◆ **GIVEN REQUEST**
Identify all lines in the listing that include the word "name", and copy them out.

◆ **DATA SUPPLIED**
_____
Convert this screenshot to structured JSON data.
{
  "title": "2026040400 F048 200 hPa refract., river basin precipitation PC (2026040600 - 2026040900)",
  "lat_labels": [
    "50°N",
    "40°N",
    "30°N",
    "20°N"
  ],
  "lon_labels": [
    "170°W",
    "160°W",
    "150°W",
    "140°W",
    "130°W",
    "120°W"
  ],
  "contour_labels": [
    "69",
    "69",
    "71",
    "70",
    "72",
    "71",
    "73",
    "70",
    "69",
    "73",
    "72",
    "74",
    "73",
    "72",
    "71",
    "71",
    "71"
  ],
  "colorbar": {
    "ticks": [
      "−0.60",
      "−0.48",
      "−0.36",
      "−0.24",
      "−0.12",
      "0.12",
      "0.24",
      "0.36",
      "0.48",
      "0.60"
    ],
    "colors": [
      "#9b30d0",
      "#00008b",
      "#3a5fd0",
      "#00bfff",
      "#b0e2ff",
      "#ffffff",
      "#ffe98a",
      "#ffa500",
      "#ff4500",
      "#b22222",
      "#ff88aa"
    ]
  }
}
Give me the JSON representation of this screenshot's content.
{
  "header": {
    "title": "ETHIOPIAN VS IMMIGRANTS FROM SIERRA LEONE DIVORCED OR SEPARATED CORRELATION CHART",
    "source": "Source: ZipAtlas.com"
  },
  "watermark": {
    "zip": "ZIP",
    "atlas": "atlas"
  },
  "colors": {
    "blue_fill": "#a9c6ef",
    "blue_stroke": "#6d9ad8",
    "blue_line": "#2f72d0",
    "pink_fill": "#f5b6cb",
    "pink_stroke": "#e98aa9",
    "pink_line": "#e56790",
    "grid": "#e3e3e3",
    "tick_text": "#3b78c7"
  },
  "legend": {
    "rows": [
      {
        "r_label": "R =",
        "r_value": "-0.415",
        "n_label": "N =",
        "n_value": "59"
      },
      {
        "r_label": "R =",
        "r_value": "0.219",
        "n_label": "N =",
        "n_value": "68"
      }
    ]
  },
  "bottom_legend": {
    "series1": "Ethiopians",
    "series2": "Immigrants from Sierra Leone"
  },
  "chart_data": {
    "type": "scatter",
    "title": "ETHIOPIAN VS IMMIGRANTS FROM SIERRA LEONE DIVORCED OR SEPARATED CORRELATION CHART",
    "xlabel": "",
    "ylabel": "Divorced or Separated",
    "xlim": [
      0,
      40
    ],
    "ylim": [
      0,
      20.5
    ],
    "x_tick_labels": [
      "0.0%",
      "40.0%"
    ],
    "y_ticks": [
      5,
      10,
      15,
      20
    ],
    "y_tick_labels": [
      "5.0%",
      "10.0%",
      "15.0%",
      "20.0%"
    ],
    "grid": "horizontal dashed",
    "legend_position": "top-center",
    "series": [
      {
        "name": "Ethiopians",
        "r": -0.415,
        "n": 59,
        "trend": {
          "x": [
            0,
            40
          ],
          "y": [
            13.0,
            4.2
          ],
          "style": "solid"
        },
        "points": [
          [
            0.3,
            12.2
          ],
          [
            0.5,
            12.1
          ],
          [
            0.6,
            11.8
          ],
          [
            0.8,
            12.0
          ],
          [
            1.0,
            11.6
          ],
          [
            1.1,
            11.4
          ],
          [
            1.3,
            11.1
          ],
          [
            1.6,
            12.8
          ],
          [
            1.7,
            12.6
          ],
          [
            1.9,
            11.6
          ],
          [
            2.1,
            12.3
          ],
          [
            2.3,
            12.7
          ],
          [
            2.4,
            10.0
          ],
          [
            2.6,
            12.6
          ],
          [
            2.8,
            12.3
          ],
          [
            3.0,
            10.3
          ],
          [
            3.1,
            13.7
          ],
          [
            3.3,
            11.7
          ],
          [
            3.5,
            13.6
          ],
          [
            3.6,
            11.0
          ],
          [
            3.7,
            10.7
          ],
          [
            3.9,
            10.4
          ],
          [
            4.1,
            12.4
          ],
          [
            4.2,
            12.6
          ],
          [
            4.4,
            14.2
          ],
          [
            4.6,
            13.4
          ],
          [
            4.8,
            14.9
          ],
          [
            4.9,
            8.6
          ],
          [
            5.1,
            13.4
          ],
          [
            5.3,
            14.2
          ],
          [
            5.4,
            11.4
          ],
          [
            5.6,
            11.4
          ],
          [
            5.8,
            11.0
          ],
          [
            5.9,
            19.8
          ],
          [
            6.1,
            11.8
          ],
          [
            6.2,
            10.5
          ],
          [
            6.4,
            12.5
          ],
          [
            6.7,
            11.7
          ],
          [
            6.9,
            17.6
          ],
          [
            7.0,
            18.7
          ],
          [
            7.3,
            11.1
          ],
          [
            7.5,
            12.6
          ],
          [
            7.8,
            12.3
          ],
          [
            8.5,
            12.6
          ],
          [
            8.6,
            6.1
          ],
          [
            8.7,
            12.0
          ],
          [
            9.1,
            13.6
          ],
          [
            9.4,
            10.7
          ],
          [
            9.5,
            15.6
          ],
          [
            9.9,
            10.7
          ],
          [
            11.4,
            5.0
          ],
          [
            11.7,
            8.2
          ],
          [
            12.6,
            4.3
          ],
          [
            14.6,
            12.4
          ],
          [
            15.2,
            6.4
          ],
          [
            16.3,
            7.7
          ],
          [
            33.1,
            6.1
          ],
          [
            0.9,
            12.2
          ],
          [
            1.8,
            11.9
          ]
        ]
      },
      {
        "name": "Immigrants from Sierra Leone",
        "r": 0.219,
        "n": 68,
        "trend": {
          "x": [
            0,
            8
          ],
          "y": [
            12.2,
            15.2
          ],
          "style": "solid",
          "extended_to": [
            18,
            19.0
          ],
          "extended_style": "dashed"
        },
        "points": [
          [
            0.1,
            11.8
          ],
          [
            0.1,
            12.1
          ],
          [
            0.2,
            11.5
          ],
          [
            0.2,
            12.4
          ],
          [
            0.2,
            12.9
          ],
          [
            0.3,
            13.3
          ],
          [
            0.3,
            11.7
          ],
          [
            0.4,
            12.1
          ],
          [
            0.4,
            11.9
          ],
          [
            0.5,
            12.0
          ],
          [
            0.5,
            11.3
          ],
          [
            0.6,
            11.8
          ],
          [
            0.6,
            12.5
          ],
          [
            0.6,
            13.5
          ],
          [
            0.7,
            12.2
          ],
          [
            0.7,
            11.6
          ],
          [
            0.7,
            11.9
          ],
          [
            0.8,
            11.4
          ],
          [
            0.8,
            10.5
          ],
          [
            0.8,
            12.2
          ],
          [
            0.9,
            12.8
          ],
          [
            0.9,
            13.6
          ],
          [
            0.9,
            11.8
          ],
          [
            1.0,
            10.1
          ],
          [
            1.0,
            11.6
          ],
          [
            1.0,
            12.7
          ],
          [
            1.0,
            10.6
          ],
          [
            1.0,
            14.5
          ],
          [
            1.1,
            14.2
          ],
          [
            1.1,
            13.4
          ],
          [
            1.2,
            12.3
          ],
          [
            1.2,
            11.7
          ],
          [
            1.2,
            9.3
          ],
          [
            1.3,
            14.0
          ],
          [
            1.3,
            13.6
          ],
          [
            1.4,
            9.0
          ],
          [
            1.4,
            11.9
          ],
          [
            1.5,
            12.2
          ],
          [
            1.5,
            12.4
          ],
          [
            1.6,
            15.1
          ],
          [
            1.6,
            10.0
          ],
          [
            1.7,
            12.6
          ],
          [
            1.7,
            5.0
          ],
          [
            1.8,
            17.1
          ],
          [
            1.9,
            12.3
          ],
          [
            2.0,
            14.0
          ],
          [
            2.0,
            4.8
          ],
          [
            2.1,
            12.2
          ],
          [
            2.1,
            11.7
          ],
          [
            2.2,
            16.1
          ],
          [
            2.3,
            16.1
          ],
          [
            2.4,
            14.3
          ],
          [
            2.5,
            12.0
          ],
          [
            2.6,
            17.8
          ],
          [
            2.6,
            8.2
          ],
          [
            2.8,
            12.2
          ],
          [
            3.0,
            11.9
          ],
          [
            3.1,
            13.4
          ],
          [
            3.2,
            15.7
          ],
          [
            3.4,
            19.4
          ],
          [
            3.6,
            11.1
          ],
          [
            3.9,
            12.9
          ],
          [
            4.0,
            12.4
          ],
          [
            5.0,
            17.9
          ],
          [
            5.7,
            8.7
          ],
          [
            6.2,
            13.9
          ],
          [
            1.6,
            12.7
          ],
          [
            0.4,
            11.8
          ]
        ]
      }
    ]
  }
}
_____
◆ **EXERCISE ANSWER**
        "name": "Ethiopians",
        "name": "Immigrants from Sierra Leone",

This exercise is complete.